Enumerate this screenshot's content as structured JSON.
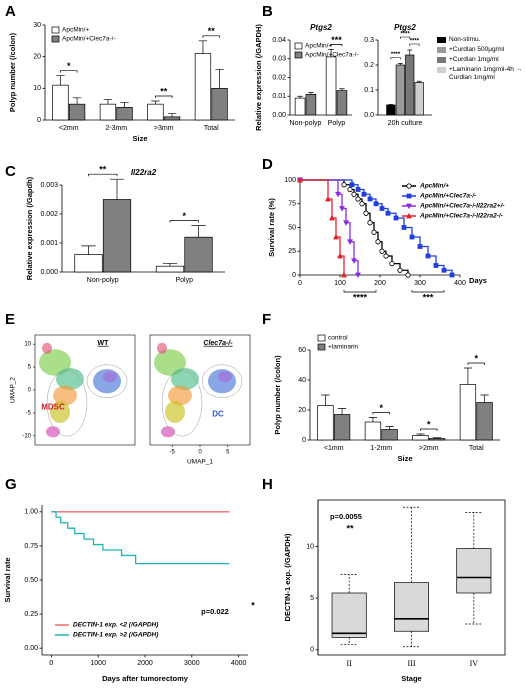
{
  "chart_data": [
    {
      "type": "bar",
      "panel": "A",
      "ylabel": "Polyp number (/colon)",
      "xlabel": "Size",
      "categories": [
        "<2mm",
        "2-3mm",
        ">3mm",
        "Total"
      ],
      "series": [
        {
          "name": "ApcMin/+",
          "color": "#ffffff",
          "values": [
            11,
            5,
            5,
            21
          ],
          "errors": [
            3,
            1.5,
            1,
            4
          ]
        },
        {
          "name": "ApcMin/+Clec7a-/-",
          "color": "#808080",
          "values": [
            5,
            4,
            1,
            10
          ],
          "errors": [
            2,
            1.5,
            1,
            6
          ]
        }
      ],
      "significance": [
        "*",
        null,
        "**",
        "**"
      ],
      "ylim": [
        0,
        30
      ],
      "yticks": [
        0,
        10,
        20,
        30
      ]
    },
    {
      "type": "bar",
      "panel": "B",
      "title": "Ptgs2",
      "ylabel": "Relative expression (/GAPDH)",
      "categories": [
        "Non-polyp",
        "Polyp"
      ],
      "series": [
        {
          "name": "ApcMin/+",
          "color": "#ffffff",
          "values": [
            0.009,
            0.031
          ],
          "errors": [
            0.001,
            0.004
          ]
        },
        {
          "name": "ApcMin/+Clec7a-/-",
          "color": "#808080",
          "values": [
            0.011,
            0.013
          ],
          "errors": [
            0.001,
            0.001
          ]
        }
      ],
      "significance": [
        null,
        "***"
      ],
      "ylim": [
        0,
        0.04
      ],
      "yticks": [
        {
          "value": 0,
          "label": "0.00"
        },
        {
          "value": 0.01,
          "label": "0.01"
        },
        {
          "value": 0.02,
          "label": "0.02"
        },
        {
          "value": 0.03,
          "label": "0.03"
        },
        {
          "value": 0.04,
          "label": "0.04"
        }
      ]
    },
    {
      "type": "bar",
      "title": "Ptgs2",
      "categories": [
        "20h culture"
      ],
      "series": [
        {
          "name": "Non-stimu.",
          "color": "#000000",
          "values": [
            0.04
          ],
          "errors": [
            0.002
          ]
        },
        {
          "name": "+Curdlan 500μg/ml",
          "color": "#9a9a9a",
          "values": [
            0.2
          ],
          "errors": [
            0.006
          ]
        },
        {
          "name": "+Curdlan 1mg/ml",
          "color": "#777777",
          "values": [
            0.24
          ],
          "errors": [
            0.02
          ]
        },
        {
          "name": "+Laminarin 1mg/ml-4h → Curdlan 1mg/ml",
          "color": "#cfcfcf",
          "values": [
            0.13
          ],
          "errors": [
            0.005
          ]
        }
      ],
      "pairwise": [
        "****",
        "****",
        "****"
      ],
      "ylim": [
        0,
        0.3
      ],
      "yticks": [
        {
          "value": 0,
          "label": "0.0"
        },
        {
          "value": 0.1,
          "label": "0.1"
        },
        {
          "value": 0.2,
          "label": "0.2"
        },
        {
          "value": 0.3,
          "label": "0.3"
        }
      ]
    },
    {
      "type": "bar",
      "panel": "C",
      "title": "Il22ra2",
      "ylabel": "Relative expression (/Gapdh)",
      "categories": [
        "Non-polyp",
        "Polyp"
      ],
      "series": [
        {
          "color": "#ffffff",
          "values": [
            0.0006,
            0.0002
          ],
          "errors": [
            0.0003,
            0.0001
          ]
        },
        {
          "color": "#808080",
          "values": [
            0.0025,
            0.0012
          ],
          "errors": [
            0.0007,
            0.0004
          ]
        }
      ],
      "significance": [
        "**",
        "*"
      ],
      "ylim": [
        0,
        0.003
      ],
      "yticks": [
        {
          "value": 0,
          "label": "0.000"
        },
        {
          "value": 0.001,
          "label": "0.001"
        },
        {
          "value": 0.002,
          "label": "0.002"
        },
        {
          "value": 0.003,
          "label": "0.003"
        }
      ]
    },
    {
      "type": "step",
      "panel": "D",
      "ylabel": "Survival rate (%)",
      "xlabel": "Days",
      "series": [
        {
          "name": "ApcMin/+",
          "color": "#000000",
          "marker": "o",
          "x": [
            0,
            110,
            125,
            135,
            145,
            155,
            165,
            175,
            185,
            195,
            205,
            215,
            230,
            250,
            270
          ],
          "values": [
            100,
            95,
            90,
            85,
            80,
            75,
            65,
            55,
            45,
            35,
            25,
            20,
            12,
            5,
            0
          ]
        },
        {
          "name": "ApcMin/+Clec7a-/-",
          "color": "#1f3fdf",
          "marker": "s",
          "x": [
            0,
            130,
            145,
            160,
            175,
            190,
            205,
            220,
            240,
            260,
            280,
            300,
            320,
            340,
            360,
            380
          ],
          "values": [
            100,
            95,
            90,
            85,
            80,
            75,
            70,
            65,
            60,
            50,
            40,
            30,
            20,
            10,
            5,
            0
          ]
        },
        {
          "name": "ApcMin/+Clec7a-/-Il22ra2+/-",
          "color": "#8a2be2",
          "marker": "v",
          "x": [
            0,
            95,
            105,
            115,
            125,
            135,
            145
          ],
          "values": [
            100,
            85,
            70,
            55,
            35,
            15,
            0
          ]
        },
        {
          "name": "ApcMin/+Clec7a-/-Il22ra2-/-",
          "color": "#e8212a",
          "marker": "^",
          "x": [
            0,
            70,
            80,
            90,
            100,
            110
          ],
          "values": [
            100,
            80,
            60,
            40,
            20,
            0
          ]
        }
      ],
      "annotations": [
        "****",
        "***"
      ],
      "xlim": [
        0,
        400
      ],
      "xticks": [
        0,
        100,
        200,
        300,
        400
      ],
      "ylim": [
        0,
        100
      ],
      "yticks": [
        0,
        25,
        50,
        75,
        100
      ]
    },
    {
      "type": "umap",
      "panel": "E",
      "xlabel": "UMAP_1",
      "ylabel": "UMAP_2",
      "titles": [
        "WT",
        "Clec7a-/-"
      ],
      "labels": [
        "MDSC",
        "DC"
      ],
      "xlim": [
        -9,
        9
      ],
      "ylim": [
        -12,
        12
      ],
      "xticks": [
        -5,
        0,
        5
      ],
      "yticks": [
        -10,
        -5,
        0,
        5,
        10
      ]
    },
    {
      "type": "bar",
      "panel": "F",
      "ylabel": "Polyp number (/colon)",
      "xlabel": "Size",
      "categories": [
        "<1mm",
        "1-2mm",
        ">2mm",
        "Total"
      ],
      "series": [
        {
          "name": "control",
          "color": "#ffffff",
          "values": [
            23,
            12,
            3,
            37
          ],
          "errors": [
            7,
            3,
            1,
            11
          ]
        },
        {
          "name": "+laminarin",
          "color": "#808080",
          "values": [
            17,
            7,
            1,
            25
          ],
          "errors": [
            4,
            2,
            0.5,
            5
          ]
        }
      ],
      "significance": [
        null,
        "*",
        "*",
        "*"
      ],
      "ylim": [
        0,
        60
      ],
      "yticks": [
        0,
        20,
        40,
        60
      ]
    },
    {
      "type": "step",
      "panel": "G",
      "ylabel": "Survival rate",
      "xlabel": "Days after tumorectomy",
      "series": [
        {
          "name": "DECTIN-1 exp. <2 (/GAPDH)",
          "color": "#f26b6b",
          "x": [
            0,
            3800
          ],
          "values": [
            1,
            1
          ]
        },
        {
          "name": "DECTIN-1 exp. >2 (/GAPDH)",
          "color": "#1fb5b0",
          "x": [
            0,
            100,
            200,
            350,
            500,
            700,
            900,
            1100,
            1500,
            1800,
            3800
          ],
          "values": [
            1,
            0.96,
            0.92,
            0.88,
            0.84,
            0.8,
            0.76,
            0.72,
            0.68,
            0.62,
            0.62
          ]
        }
      ],
      "annotations": [
        "p=0.022",
        "*"
      ],
      "xlim": [
        -200,
        4200
      ],
      "xticks": [
        0,
        1000,
        2000,
        3000,
        4000
      ],
      "ylim": [
        -0.05,
        1.05
      ],
      "yticks": [
        {
          "value": 0,
          "label": "0.00"
        },
        {
          "value": 0.25,
          "label": "0.25"
        },
        {
          "value": 0.5,
          "label": "0.50"
        },
        {
          "value": 0.75,
          "label": "0.75"
        },
        {
          "value": 1,
          "label": "1.00"
        }
      ]
    },
    {
      "type": "box",
      "panel": "H",
      "ylabel": "DECTIN-1 exp. (/GAPDH)",
      "xlabel": "Stage",
      "categories": [
        "II",
        "III",
        "IV"
      ],
      "boxes": [
        {
          "min": 0.5,
          "q1": 1.2,
          "median": 1.6,
          "q3": 5.5,
          "max": 7.3
        },
        {
          "min": 0.3,
          "q1": 1.8,
          "median": 3,
          "q3": 6.5,
          "max": 13.8
        },
        {
          "min": 2.5,
          "q1": 5.5,
          "median": 7,
          "q3": 9.8,
          "max": 13.3
        }
      ],
      "color": "#d9d9d9",
      "annotations": [
        "p=0.0055",
        "**"
      ],
      "ylim": [
        -0.5,
        14.5
      ],
      "yticks": [
        0,
        5,
        10
      ]
    }
  ]
}
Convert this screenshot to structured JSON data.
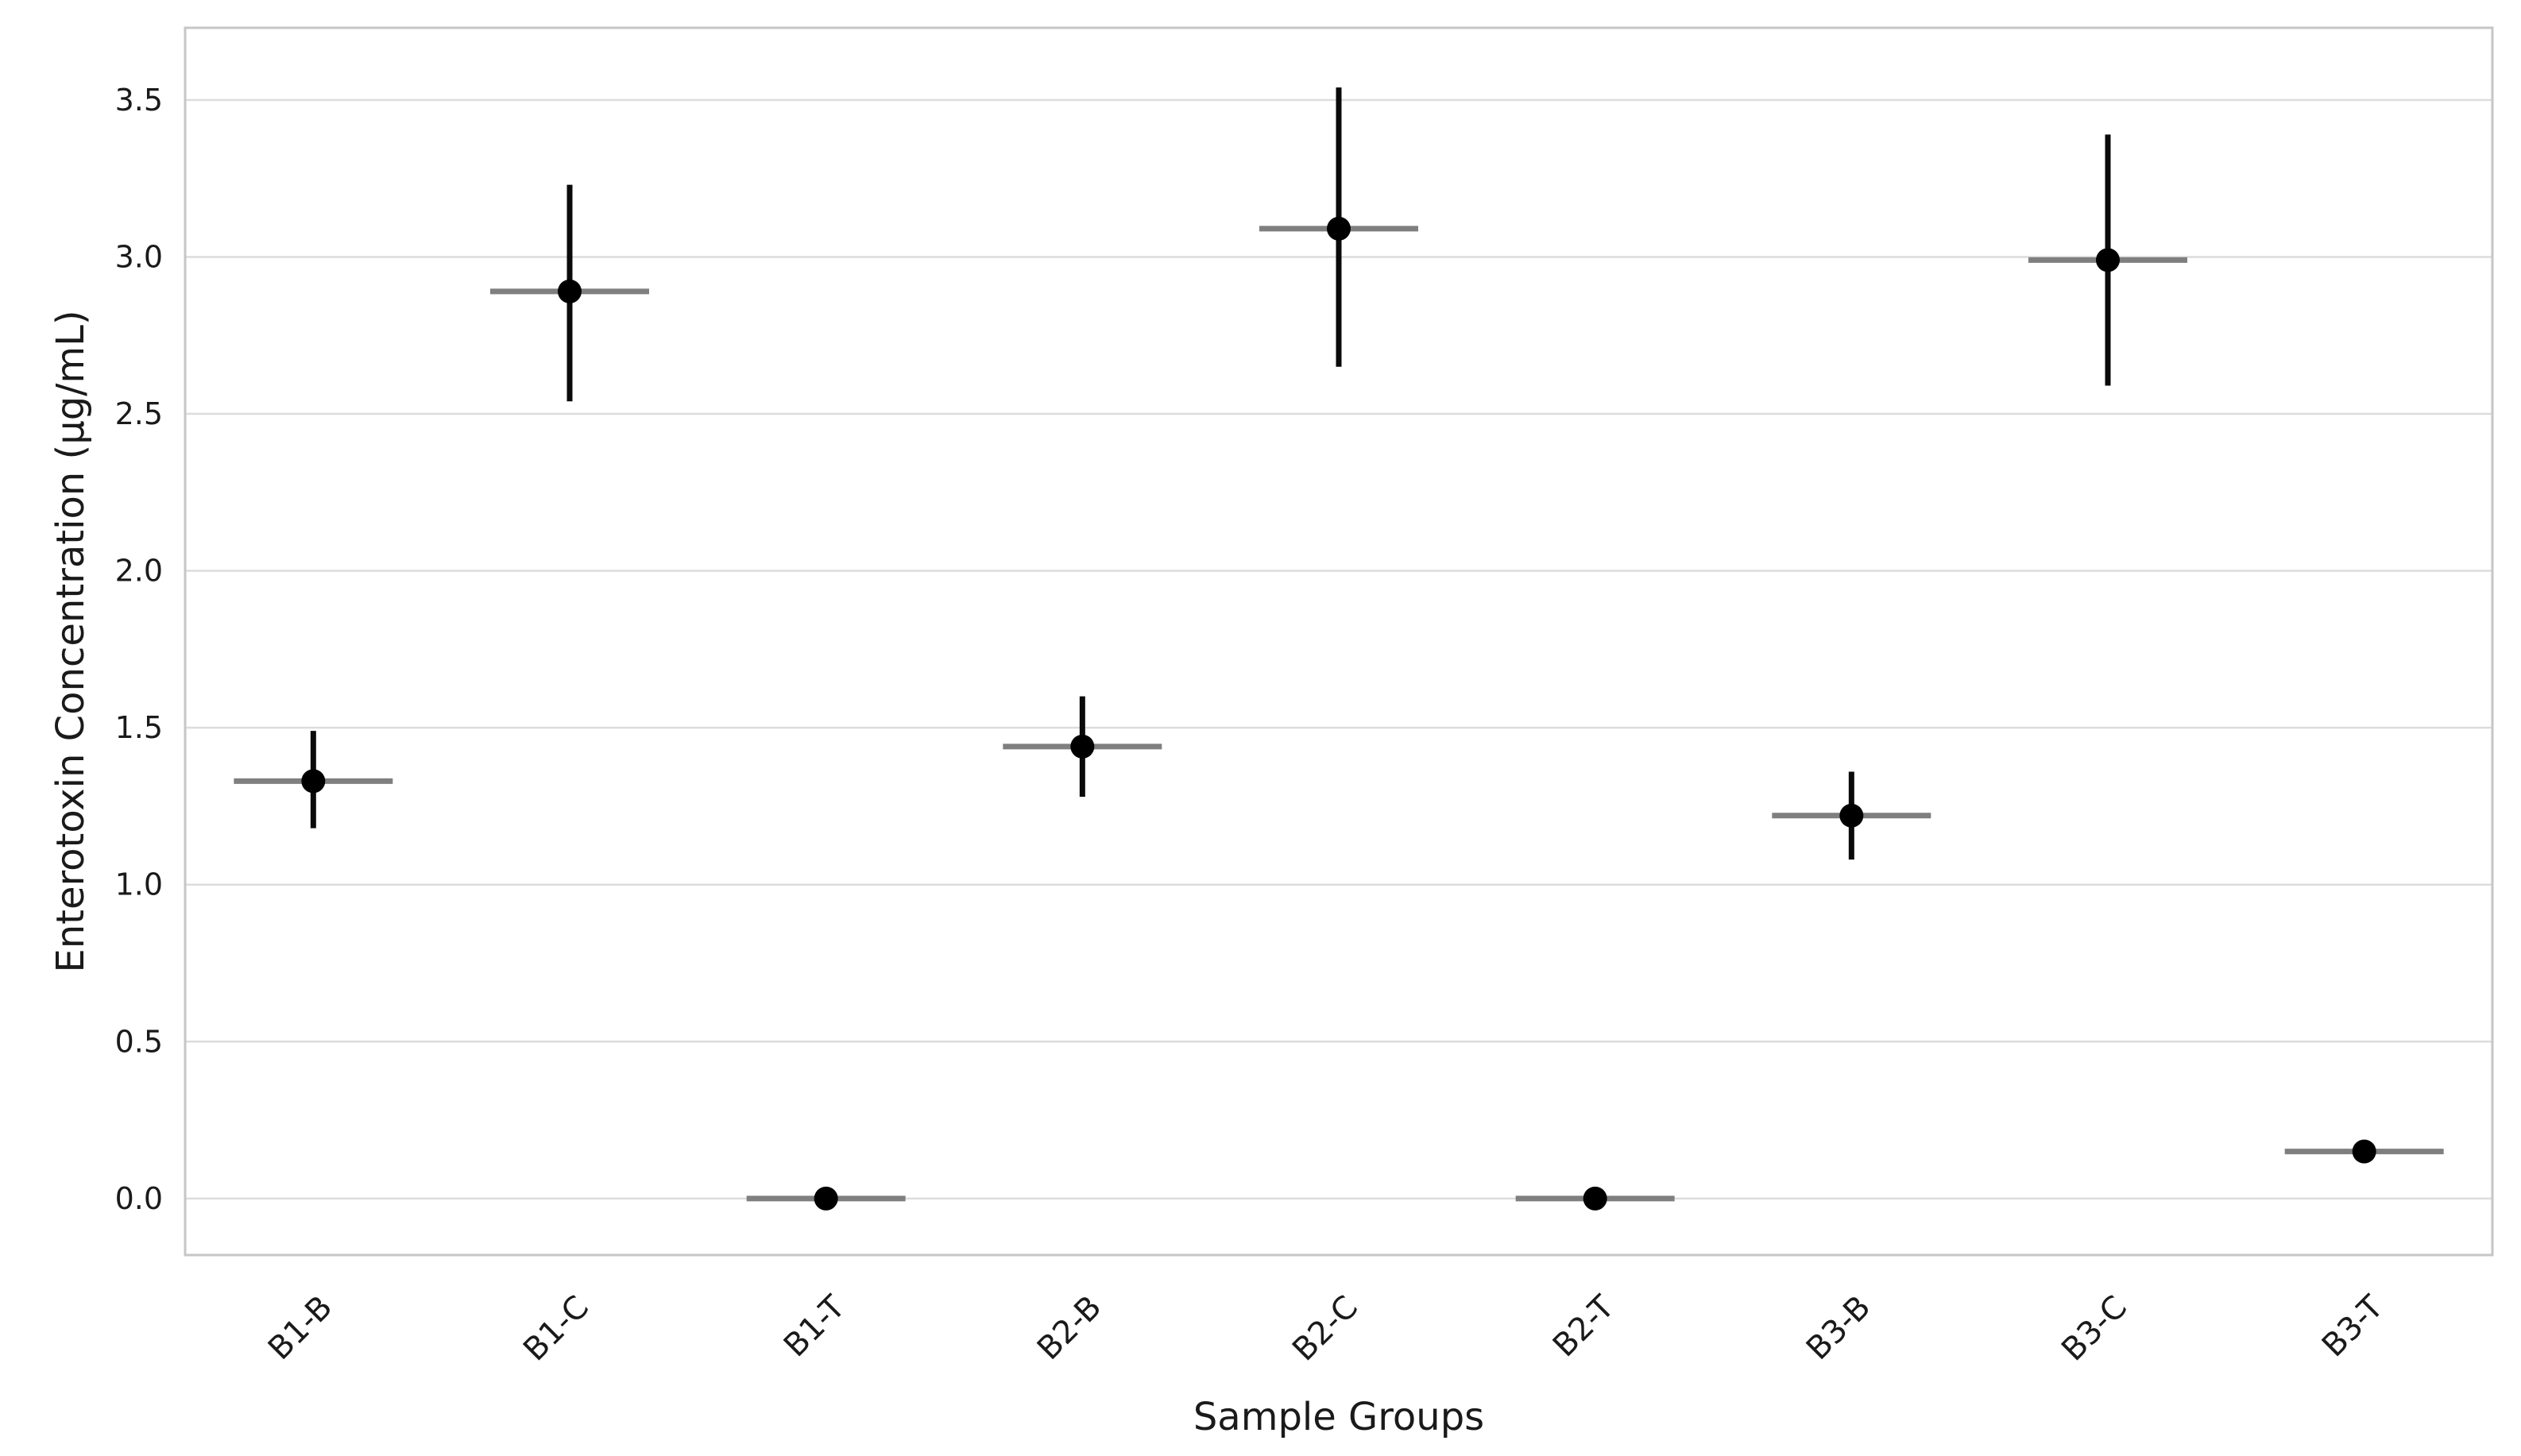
{
  "colors": {
    "background": "#ffffff",
    "marker": "#000000",
    "error_bar": "#0a0a0a",
    "group_mean_line": "#7f7f7f",
    "gridline": "#dcdcdc",
    "spine": "#c6c6c6",
    "text": "#1a1a1a"
  },
  "chart_data": {
    "type": "scatter",
    "subtype": "pointplot-with-error-bars",
    "title": "",
    "xlabel": "Sample Groups",
    "ylabel": "Enterotoxin Concentration (µg/mL)",
    "categories": [
      "B1-B",
      "B1-C",
      "B1-T",
      "B2-B",
      "B2-C",
      "B2-T",
      "B3-B",
      "B3-C",
      "B3-T"
    ],
    "series": [
      {
        "name": "mean_concentration",
        "values": [
          1.33,
          2.89,
          0.0,
          1.44,
          3.09,
          0.0,
          1.22,
          2.99,
          0.15
        ],
        "ci_low": [
          1.18,
          2.54,
          0.0,
          1.28,
          2.65,
          0.0,
          1.08,
          2.59,
          0.15
        ],
        "ci_high": [
          1.49,
          3.23,
          0.0,
          1.6,
          3.54,
          0.0,
          1.36,
          3.39,
          0.15
        ]
      }
    ],
    "yticks": [
      0.0,
      0.5,
      1.0,
      1.5,
      2.0,
      2.5,
      3.0,
      3.5
    ],
    "ytick_labels": [
      "0.0",
      "0.5",
      "1.0",
      "1.5",
      "2.0",
      "2.5",
      "3.0",
      "3.5"
    ],
    "ylim": [
      -0.18,
      3.73
    ],
    "grid": "horizontal",
    "legend_position": "none",
    "x_tick_rotation_deg": 45
  }
}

+-------+

REQUIRED WORK => Look for the string "xlabel" in the records, and copy every line where it is found.

EXERCISE RESULT =>
      "xlabel": "Size",
      "xlabel": "Days",
      "xlabel": "UMAP_1",
      "xlabel": "Size",
      "xlabel": "Days after tumorectomy",
      "xlabel": "Stage",
    "xlabel": "Sample Groups",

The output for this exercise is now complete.